● **What the exercise asks**: For the entries that follow, tally the lines holding the string "Отрывок". Give the total and nothing else.

● **Dataset records**:
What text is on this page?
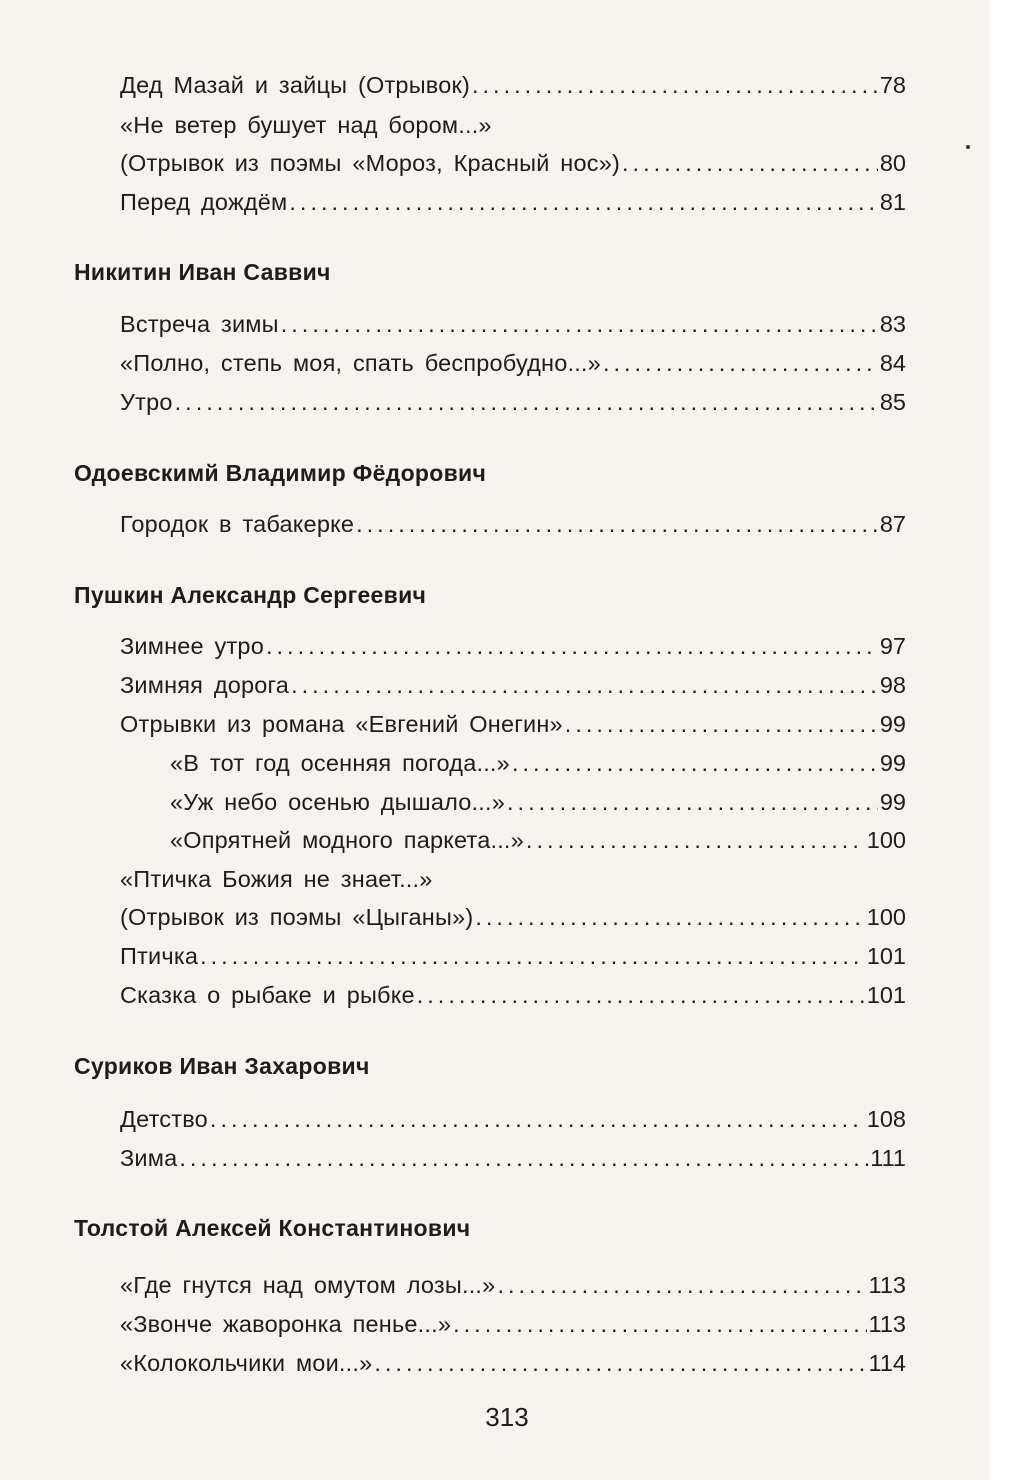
Дед Мазай и зайцы (Отрывок) .....	78
«Не ветер бушует над бором...»
(Отрывок из поэмы «Мороз, Красный нос») .....	80
Перед дождём .....	81
Никитин Иван Саввич
Встреча зимы .....	83
«Полно, степь моя, спать беспробудно...» .....	84
Утро .....	85
Одоевскимй Владимир Фёдорович
Городок в табакерке .....	87
Пушкин Александр Сергеевич
Зимнее утро .....	97
Зимняя дорога .....	98
Отрывки из романа «Евгений Онегин» .....	99
«В тот год осенняя погода...» .....	99
«Уж небо осенью дышало...» .....	99
«Опрятней модного паркета...» .....	100
«Птичка Божия не знает...»
(Отрывок из поэмы «Цыганы») .....	100
Птичка .....	101
Сказка о рыбаке и рыбке .....	101
Суриков Иван Захарович
Детство .....	108
Зима .....	111
Толстой Алексей Константинович
«Где гнутся над омутом лозы...» .....	113
«Звонче жаворонка пенье...» .....	113
«Колокольчики мои...» .....	114
313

● **Complete output**: 3